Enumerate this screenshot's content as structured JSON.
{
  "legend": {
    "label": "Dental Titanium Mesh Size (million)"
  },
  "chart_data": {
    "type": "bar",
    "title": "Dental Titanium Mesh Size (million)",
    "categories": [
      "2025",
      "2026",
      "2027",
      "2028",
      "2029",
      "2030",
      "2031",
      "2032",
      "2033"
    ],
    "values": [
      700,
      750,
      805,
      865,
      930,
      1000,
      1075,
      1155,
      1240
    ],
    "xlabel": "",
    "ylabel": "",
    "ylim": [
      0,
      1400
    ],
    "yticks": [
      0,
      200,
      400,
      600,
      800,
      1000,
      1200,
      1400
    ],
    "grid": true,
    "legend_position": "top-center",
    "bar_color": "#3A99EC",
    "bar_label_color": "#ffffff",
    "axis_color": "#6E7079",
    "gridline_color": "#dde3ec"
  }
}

■ AIM:
Your task is to quote the listing above word for word.

■ RESPONSE FOR THIS EXERCISE:
Enumerate this screenshot's content as structured JSON.
{
  "legend": {
    "label": "Dental Titanium Mesh Size (million)"
  },
  "chart_data": {
    "type": "bar",
    "title": "Dental Titanium Mesh Size (million)",
    "categories": [
      "2025",
      "2026",
      "2027",
      "2028",
      "2029",
      "2030",
      "2031",
      "2032",
      "2033"
    ],
    "values": [
      700,
      750,
      805,
      865,
      930,
      1000,
      1075,
      1155,
      1240
    ],
    "xlabel": "",
    "ylabel": "",
    "ylim": [
      0,
      1400
    ],
    "yticks": [
      0,
      200,
      400,
      600,
      800,
      1000,
      1200,
      1400
    ],
    "grid": true,
    "legend_position": "top-center",
    "bar_color": "#3A99EC",
    "bar_label_color": "#ffffff",
    "axis_color": "#6E7079",
    "gridline_color": "#dde3ec"
  }
}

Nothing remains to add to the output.